++++ RECORDS TO USE
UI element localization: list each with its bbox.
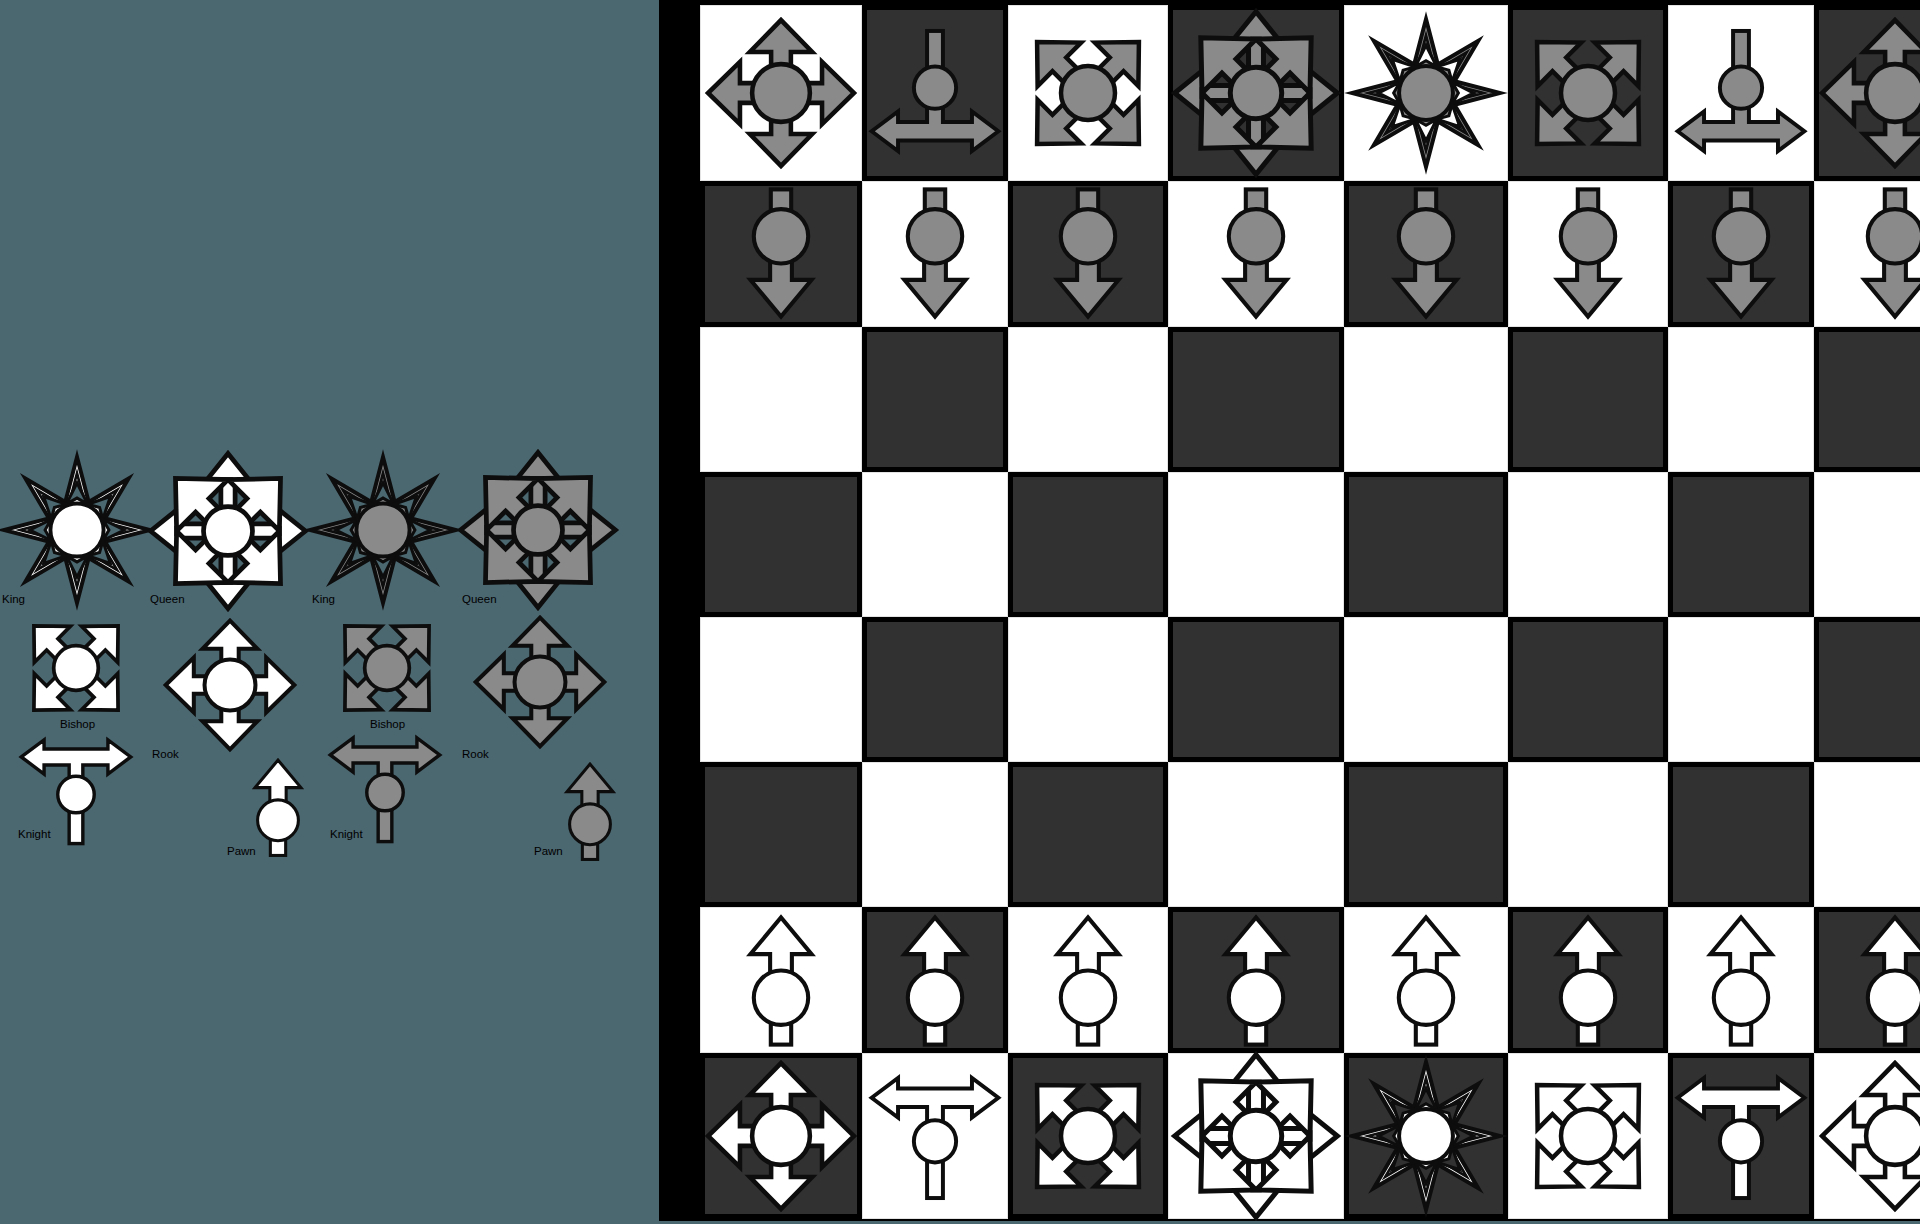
++++++++
++++ RECORDS TO USE
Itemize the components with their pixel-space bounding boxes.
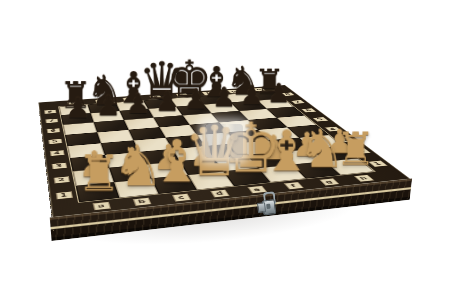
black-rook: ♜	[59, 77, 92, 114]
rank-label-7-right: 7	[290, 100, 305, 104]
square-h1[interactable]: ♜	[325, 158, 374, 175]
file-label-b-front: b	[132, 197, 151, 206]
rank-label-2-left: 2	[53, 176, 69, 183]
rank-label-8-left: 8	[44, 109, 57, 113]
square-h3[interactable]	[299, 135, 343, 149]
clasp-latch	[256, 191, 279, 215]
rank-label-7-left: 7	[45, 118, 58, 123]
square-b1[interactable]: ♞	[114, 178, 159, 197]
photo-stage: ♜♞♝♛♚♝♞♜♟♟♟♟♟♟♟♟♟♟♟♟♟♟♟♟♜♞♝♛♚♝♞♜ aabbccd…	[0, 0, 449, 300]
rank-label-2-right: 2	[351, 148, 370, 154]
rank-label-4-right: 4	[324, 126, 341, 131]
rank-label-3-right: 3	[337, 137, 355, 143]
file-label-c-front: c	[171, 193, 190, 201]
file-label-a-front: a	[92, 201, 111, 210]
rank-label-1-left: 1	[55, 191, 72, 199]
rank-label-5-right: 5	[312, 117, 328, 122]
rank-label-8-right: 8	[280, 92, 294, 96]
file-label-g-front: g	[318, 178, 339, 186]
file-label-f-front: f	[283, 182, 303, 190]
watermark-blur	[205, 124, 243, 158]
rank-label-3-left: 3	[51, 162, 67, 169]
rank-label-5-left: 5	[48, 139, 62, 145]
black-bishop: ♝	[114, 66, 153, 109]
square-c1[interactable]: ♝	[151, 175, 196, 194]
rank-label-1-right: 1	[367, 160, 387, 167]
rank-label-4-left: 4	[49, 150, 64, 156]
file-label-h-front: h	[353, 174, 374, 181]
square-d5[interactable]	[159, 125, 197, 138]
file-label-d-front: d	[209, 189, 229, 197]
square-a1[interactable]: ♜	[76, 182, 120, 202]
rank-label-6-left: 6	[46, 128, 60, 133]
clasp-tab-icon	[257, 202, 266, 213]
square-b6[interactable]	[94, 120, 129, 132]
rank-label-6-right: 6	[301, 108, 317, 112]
++++++++
■ YOUR TASK
Repeat the listing verbatim from the line with "Itemize the components" to the line with "66, 153, 109]", including both of those lines, and omit the pictures.

■ EXERCISE OUTPUT
Itemize the components with their pixel-space bounding boxes.
black-rook: ♜	[59, 77, 92, 114]
rank-label-7-right: 7	[290, 100, 305, 104]
square-h1[interactable]: ♜	[325, 158, 374, 175]
file-label-b-front: b	[132, 197, 151, 206]
rank-label-2-left: 2	[53, 176, 69, 183]
rank-label-8-left: 8	[44, 109, 57, 113]
square-h3[interactable]	[299, 135, 343, 149]
clasp-latch	[256, 191, 279, 215]
rank-label-7-left: 7	[45, 118, 58, 123]
square-b1[interactable]: ♞	[114, 178, 159, 197]
photo-stage: ♜♞♝♛♚♝♞♜♟♟♟♟♟♟♟♟♟♟♟♟♟♟♟♟♜♞♝♛♚♝♞♜ aabbccd…	[0, 0, 449, 300]
rank-label-2-right: 2	[351, 148, 370, 154]
rank-label-4-right: 4	[324, 126, 341, 131]
rank-label-3-right: 3	[337, 137, 355, 143]
file-label-c-front: c	[171, 193, 190, 201]
file-label-a-front: a	[92, 201, 111, 210]
rank-label-1-left: 1	[55, 191, 72, 199]
rank-label-5-right: 5	[312, 117, 328, 122]
rank-label-8-right: 8	[280, 92, 294, 96]
file-label-g-front: g	[318, 178, 339, 186]
file-label-f-front: f	[283, 182, 303, 190]
watermark-blur	[205, 124, 243, 158]
rank-label-3-left: 3	[51, 162, 67, 169]
rank-label-5-left: 5	[48, 139, 62, 145]
black-bishop: ♝	[114, 66, 153, 109]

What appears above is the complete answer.